▶ [The exercise] Write out the material exactly, leaving every picture behind.

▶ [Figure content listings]
○ ○ ○ ○ ○

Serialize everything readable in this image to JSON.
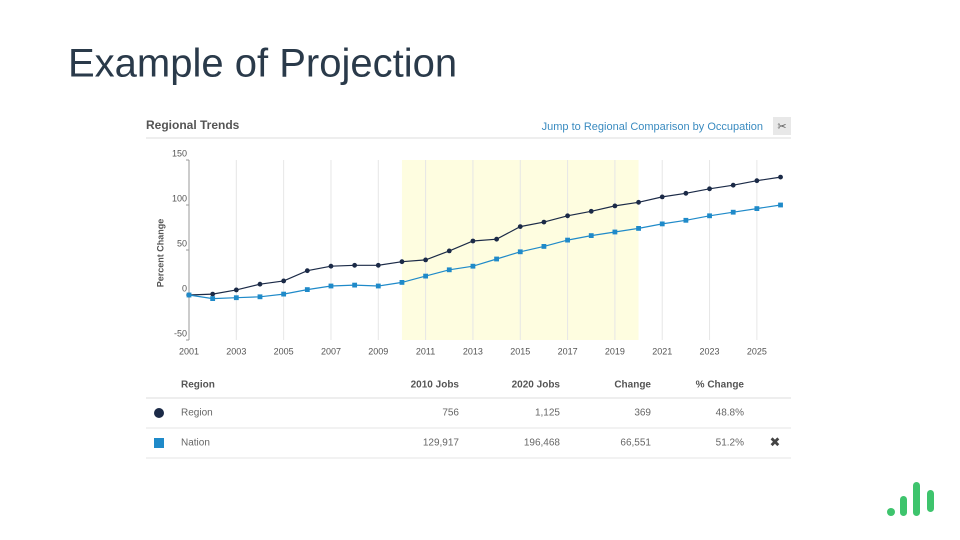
{
  "slide_title": "Example of Projection",
  "panel_title": "Regional Trends",
  "link": "Jump to Regional Comparison by Occupation",
  "chart_data": {
    "type": "line",
    "y_label": "Percent Change",
    "x": [
      2001,
      2002,
      2003,
      2004,
      2005,
      2006,
      2007,
      2008,
      2009,
      2010,
      2011,
      2012,
      2013,
      2014,
      2015,
      2016,
      2017,
      2018,
      2019,
      2020,
      2021,
      2022,
      2023,
      2024,
      2025,
      2026
    ],
    "series": [
      {
        "name": "Region",
        "color": "#1b2a47",
        "values": [
          0,
          1,
          5.6,
          12,
          15.6,
          27,
          32,
          33,
          33,
          37,
          39,
          49,
          60,
          62,
          76,
          81,
          88,
          93,
          99,
          103,
          109,
          113,
          118,
          122,
          127,
          131
        ]
      },
      {
        "name": "Nation",
        "color": "#1f8ac9",
        "values": [
          0,
          -4,
          -3,
          -2,
          1,
          6,
          10,
          11,
          10,
          14,
          21,
          28,
          32,
          40,
          48,
          54,
          61,
          66,
          70,
          74,
          79,
          83,
          88,
          92,
          96,
          100
        ]
      }
    ],
    "xlim": [
      2001,
      2026.4
    ],
    "xticks": [
      2001,
      2003,
      2005,
      2007,
      2009,
      2011,
      2013,
      2015,
      2017,
      2019,
      2021,
      2023,
      2025
    ],
    "ylim": [
      -50,
      150
    ],
    "yticks": [
      -50,
      0,
      50,
      100,
      150
    ],
    "highlight": [
      2010,
      2020
    ],
    "grid": true
  },
  "table": {
    "headers": [
      "Region",
      "2010 Jobs",
      "2020 Jobs",
      "Change",
      "% Change"
    ],
    "rows": [
      [
        "Region",
        "756",
        "1,125",
        "369",
        "48.8%"
      ],
      [
        "Nation",
        "129,917",
        "196,468",
        "66,551",
        "51.2%"
      ]
    ]
  }
}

○ ○ ○ ○ ○

▶ [Completed task]
Serialize everything readable in this image to JSON.
{
  "slide_title": "Example of Projection",
  "panel_title": "Regional Trends",
  "link": "Jump to Regional Comparison by Occupation",
  "chart_data": {
    "type": "line",
    "y_label": "Percent Change",
    "x": [
      2001,
      2002,
      2003,
      2004,
      2005,
      2006,
      2007,
      2008,
      2009,
      2010,
      2011,
      2012,
      2013,
      2014,
      2015,
      2016,
      2017,
      2018,
      2019,
      2020,
      2021,
      2022,
      2023,
      2024,
      2025,
      2026
    ],
    "series": [
      {
        "name": "Region",
        "color": "#1b2a47",
        "values": [
          0,
          1,
          5.6,
          12,
          15.6,
          27,
          32,
          33,
          33,
          37,
          39,
          49,
          60,
          62,
          76,
          81,
          88,
          93,
          99,
          103,
          109,
          113,
          118,
          122,
          127,
          131
        ]
      },
      {
        "name": "Nation",
        "color": "#1f8ac9",
        "values": [
          0,
          -4,
          -3,
          -2,
          1,
          6,
          10,
          11,
          10,
          14,
          21,
          28,
          32,
          40,
          48,
          54,
          61,
          66,
          70,
          74,
          79,
          83,
          88,
          92,
          96,
          100
        ]
      }
    ],
    "xlim": [
      2001,
      2026.4
    ],
    "xticks": [
      2001,
      2003,
      2005,
      2007,
      2009,
      2011,
      2013,
      2015,
      2017,
      2019,
      2021,
      2023,
      2025
    ],
    "ylim": [
      -50,
      150
    ],
    "yticks": [
      -50,
      0,
      50,
      100,
      150
    ],
    "highlight": [
      2010,
      2020
    ],
    "grid": true
  },
  "table": {
    "headers": [
      "Region",
      "2010 Jobs",
      "2020 Jobs",
      "Change",
      "% Change"
    ],
    "rows": [
      [
        "Region",
        "756",
        "1,125",
        "369",
        "48.8%"
      ],
      [
        "Nation",
        "129,917",
        "196,468",
        "66,551",
        "51.2%"
      ]
    ]
  }
}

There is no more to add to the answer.